# Records shown
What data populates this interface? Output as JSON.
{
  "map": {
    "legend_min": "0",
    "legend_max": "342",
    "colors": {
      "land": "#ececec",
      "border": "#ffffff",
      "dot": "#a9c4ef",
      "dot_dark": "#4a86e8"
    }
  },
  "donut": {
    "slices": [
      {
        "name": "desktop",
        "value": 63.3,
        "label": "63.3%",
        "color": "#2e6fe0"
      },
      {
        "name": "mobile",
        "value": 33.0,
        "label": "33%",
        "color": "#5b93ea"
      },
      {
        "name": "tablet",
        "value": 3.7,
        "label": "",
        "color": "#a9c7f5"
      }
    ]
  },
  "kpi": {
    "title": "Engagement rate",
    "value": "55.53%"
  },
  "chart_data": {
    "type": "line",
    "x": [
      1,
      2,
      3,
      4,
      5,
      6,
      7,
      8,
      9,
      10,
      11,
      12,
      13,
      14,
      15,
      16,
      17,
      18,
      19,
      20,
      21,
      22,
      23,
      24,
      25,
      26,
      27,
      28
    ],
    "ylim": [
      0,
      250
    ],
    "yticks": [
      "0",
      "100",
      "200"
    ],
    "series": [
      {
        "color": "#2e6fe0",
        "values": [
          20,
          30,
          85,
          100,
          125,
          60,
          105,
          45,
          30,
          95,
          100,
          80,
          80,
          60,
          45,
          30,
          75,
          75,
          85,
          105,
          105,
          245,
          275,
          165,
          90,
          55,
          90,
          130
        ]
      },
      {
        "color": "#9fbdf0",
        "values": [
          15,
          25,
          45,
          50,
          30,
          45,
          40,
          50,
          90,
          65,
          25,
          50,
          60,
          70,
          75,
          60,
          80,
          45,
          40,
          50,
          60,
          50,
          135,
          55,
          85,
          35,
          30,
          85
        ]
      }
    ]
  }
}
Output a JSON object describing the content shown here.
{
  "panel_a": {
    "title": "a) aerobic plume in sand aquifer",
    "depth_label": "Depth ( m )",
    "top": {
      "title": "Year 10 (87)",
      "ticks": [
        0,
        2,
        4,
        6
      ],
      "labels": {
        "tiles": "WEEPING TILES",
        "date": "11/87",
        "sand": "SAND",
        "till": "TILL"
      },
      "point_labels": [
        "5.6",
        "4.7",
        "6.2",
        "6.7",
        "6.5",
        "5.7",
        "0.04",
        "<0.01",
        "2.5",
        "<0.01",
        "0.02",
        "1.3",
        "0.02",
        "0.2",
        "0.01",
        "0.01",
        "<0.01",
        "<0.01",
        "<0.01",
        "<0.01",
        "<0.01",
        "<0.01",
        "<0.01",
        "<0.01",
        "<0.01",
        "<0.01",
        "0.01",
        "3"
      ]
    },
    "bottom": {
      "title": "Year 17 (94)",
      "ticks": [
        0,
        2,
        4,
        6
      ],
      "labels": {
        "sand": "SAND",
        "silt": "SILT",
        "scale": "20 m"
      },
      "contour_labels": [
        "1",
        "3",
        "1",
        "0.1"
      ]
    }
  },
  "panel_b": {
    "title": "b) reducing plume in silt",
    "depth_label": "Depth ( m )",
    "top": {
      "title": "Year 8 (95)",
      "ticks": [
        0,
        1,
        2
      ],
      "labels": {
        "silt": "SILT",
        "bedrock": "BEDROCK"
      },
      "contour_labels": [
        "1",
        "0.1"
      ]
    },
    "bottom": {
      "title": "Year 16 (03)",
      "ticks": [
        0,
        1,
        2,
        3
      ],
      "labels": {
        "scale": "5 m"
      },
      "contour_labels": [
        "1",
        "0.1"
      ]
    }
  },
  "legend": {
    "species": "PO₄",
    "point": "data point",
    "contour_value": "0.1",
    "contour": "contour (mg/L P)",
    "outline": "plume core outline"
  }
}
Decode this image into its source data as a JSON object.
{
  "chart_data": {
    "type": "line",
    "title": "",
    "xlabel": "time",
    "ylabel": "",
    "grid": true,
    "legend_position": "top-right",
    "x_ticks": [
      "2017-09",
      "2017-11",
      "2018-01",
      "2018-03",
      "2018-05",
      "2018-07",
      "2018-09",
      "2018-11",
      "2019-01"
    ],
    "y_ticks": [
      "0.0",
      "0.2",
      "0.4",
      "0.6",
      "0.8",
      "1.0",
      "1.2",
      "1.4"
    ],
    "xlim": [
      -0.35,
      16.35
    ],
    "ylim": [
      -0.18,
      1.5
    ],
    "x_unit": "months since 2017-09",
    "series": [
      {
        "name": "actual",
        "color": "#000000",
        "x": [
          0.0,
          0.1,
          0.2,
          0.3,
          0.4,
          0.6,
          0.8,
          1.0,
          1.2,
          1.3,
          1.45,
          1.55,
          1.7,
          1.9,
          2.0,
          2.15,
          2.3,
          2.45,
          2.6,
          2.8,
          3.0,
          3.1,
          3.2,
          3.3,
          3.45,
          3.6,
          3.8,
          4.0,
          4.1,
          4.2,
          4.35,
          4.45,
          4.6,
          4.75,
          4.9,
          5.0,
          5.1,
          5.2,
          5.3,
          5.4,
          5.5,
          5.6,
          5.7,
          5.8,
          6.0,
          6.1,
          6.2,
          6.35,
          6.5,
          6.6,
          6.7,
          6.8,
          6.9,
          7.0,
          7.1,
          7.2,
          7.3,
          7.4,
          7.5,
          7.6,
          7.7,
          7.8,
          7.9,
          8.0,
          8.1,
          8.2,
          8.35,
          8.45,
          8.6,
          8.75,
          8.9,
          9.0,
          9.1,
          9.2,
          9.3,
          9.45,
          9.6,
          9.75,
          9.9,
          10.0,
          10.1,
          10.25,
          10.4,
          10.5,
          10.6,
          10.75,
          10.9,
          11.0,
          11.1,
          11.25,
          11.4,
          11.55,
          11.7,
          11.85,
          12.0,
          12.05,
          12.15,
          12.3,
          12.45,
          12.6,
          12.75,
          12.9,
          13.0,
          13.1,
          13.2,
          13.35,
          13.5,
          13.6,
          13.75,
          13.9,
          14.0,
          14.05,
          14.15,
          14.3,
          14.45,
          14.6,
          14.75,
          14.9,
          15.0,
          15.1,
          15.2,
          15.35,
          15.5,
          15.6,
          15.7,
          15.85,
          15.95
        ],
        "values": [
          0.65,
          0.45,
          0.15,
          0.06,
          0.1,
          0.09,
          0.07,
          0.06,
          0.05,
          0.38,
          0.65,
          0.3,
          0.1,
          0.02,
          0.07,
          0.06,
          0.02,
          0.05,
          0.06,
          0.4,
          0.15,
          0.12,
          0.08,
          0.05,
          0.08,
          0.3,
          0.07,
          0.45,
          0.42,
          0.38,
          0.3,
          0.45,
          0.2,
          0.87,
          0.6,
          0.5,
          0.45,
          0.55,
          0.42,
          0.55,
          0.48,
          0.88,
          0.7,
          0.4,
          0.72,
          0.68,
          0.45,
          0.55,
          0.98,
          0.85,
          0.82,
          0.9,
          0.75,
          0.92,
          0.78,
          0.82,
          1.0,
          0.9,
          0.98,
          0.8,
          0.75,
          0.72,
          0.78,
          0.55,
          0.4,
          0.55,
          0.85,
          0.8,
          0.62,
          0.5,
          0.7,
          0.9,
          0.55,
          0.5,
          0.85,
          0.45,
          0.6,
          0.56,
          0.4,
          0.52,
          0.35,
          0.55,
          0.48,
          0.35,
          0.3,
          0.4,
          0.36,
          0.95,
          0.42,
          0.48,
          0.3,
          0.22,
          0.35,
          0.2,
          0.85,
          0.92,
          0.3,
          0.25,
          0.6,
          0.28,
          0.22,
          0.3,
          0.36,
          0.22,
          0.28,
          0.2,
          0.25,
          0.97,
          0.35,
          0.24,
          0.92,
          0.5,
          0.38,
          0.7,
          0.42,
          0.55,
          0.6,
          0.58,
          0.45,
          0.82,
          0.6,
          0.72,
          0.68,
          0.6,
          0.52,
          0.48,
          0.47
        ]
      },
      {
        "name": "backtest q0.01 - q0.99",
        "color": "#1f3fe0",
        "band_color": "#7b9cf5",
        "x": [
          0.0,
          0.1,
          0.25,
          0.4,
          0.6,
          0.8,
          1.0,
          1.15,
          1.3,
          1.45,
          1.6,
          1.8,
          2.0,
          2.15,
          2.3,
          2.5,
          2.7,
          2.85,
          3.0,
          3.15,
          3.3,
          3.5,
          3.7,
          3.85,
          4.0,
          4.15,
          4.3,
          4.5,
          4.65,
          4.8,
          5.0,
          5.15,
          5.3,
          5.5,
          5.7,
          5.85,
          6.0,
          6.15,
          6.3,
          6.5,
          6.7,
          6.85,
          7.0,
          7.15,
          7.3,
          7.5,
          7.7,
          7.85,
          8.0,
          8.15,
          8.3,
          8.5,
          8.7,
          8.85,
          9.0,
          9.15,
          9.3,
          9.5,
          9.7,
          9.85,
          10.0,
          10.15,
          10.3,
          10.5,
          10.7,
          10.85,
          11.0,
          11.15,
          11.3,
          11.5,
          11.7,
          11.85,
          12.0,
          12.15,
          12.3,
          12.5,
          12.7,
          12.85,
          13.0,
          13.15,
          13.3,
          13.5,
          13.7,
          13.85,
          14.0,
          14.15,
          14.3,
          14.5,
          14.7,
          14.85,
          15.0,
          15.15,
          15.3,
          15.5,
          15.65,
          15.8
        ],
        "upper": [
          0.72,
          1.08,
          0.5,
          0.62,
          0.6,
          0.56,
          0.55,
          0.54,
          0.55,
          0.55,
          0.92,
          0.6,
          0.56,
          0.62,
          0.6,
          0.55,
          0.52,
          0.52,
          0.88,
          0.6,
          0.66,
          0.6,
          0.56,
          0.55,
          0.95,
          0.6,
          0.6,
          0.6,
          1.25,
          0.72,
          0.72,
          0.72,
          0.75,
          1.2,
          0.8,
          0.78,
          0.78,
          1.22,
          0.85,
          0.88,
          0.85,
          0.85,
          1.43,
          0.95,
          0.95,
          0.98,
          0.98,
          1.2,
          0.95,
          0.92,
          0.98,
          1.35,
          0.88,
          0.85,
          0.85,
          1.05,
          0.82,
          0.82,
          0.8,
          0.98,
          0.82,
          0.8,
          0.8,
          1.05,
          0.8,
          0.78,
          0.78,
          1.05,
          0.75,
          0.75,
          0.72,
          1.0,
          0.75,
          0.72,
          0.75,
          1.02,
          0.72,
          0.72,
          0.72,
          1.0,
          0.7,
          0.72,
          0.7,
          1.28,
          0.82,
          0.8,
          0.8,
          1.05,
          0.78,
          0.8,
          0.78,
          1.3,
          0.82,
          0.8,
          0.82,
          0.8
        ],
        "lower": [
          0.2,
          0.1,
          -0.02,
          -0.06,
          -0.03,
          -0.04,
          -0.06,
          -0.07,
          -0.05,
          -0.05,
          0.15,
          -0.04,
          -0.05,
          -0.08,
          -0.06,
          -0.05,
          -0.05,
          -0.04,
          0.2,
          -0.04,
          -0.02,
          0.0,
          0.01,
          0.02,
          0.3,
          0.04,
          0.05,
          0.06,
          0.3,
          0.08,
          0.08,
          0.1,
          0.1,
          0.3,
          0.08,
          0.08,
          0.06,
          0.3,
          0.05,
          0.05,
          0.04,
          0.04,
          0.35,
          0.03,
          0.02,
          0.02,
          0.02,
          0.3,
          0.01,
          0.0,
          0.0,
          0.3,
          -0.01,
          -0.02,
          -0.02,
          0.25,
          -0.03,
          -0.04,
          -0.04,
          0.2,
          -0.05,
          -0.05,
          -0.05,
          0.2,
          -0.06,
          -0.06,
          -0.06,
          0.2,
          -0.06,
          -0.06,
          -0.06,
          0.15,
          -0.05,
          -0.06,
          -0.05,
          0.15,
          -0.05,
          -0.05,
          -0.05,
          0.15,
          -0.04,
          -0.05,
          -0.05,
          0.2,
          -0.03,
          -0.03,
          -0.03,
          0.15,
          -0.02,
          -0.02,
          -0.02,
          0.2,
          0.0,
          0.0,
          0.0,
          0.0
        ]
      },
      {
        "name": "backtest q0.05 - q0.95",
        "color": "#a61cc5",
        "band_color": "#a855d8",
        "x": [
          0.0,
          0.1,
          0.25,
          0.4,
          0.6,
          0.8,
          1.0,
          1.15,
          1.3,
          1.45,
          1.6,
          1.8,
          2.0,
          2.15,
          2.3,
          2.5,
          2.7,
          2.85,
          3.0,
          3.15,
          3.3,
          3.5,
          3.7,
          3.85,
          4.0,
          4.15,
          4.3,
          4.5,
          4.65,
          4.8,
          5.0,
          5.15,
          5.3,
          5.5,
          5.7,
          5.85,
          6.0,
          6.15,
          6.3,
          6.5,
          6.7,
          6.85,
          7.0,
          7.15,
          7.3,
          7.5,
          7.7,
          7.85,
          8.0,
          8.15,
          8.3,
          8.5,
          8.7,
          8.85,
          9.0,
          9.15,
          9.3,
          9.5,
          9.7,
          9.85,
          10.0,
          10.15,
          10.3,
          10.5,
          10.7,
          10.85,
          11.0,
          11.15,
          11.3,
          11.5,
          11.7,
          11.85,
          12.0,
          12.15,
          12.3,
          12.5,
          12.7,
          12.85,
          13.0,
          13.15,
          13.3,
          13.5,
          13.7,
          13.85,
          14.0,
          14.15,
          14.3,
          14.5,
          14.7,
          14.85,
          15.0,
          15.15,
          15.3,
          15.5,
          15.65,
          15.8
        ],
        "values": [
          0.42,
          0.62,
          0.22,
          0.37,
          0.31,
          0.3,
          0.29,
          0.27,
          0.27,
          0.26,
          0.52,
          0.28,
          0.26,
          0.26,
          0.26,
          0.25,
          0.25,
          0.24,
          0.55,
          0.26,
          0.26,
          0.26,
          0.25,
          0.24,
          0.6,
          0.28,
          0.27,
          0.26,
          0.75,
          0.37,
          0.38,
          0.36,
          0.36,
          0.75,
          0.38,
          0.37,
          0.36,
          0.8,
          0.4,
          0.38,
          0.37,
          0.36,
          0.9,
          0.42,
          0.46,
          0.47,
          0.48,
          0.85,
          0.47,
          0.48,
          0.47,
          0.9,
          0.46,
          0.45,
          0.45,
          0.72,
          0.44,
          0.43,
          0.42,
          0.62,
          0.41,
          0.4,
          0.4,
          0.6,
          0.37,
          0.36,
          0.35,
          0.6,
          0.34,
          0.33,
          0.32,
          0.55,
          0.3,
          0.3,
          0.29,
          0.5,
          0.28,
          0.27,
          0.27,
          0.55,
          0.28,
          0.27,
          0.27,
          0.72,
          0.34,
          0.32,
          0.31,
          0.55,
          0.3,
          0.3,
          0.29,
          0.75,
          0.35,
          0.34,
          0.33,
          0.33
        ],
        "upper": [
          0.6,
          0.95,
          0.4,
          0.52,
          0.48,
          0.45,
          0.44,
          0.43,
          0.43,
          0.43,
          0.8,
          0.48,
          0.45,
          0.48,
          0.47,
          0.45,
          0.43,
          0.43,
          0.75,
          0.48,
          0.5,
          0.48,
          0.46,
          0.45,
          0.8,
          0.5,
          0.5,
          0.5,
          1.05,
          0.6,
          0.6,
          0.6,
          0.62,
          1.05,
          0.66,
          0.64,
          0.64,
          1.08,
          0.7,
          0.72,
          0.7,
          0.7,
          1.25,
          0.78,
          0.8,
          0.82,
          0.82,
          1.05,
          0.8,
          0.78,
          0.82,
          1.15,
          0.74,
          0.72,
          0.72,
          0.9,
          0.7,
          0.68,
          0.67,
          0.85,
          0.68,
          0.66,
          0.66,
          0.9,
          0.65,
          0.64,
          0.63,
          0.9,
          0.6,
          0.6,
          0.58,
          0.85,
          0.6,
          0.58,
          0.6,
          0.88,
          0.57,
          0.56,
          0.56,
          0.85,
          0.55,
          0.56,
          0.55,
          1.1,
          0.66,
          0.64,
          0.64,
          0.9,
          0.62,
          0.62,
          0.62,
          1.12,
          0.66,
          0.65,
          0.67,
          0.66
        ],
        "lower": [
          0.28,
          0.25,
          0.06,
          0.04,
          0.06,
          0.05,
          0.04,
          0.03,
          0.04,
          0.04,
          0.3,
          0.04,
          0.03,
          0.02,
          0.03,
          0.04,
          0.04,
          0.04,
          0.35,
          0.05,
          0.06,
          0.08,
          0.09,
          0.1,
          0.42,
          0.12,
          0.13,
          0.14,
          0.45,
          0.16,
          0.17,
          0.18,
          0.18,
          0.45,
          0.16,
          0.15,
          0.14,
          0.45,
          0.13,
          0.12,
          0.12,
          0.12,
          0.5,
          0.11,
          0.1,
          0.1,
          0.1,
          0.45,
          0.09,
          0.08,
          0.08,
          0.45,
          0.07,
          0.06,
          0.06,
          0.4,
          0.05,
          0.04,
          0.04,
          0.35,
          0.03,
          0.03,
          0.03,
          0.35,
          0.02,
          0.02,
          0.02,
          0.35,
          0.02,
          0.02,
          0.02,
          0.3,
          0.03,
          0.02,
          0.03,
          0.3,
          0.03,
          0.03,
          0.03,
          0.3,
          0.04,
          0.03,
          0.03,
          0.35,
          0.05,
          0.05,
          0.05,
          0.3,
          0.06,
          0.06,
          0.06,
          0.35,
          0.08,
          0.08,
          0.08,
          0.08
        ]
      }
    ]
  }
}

# Set problem
Look over the material above and show each line where "backtest" appears.

# Reply
        "name": "backtest q0.01 - q0.99",
        "name": "backtest q0.05 - q0.95",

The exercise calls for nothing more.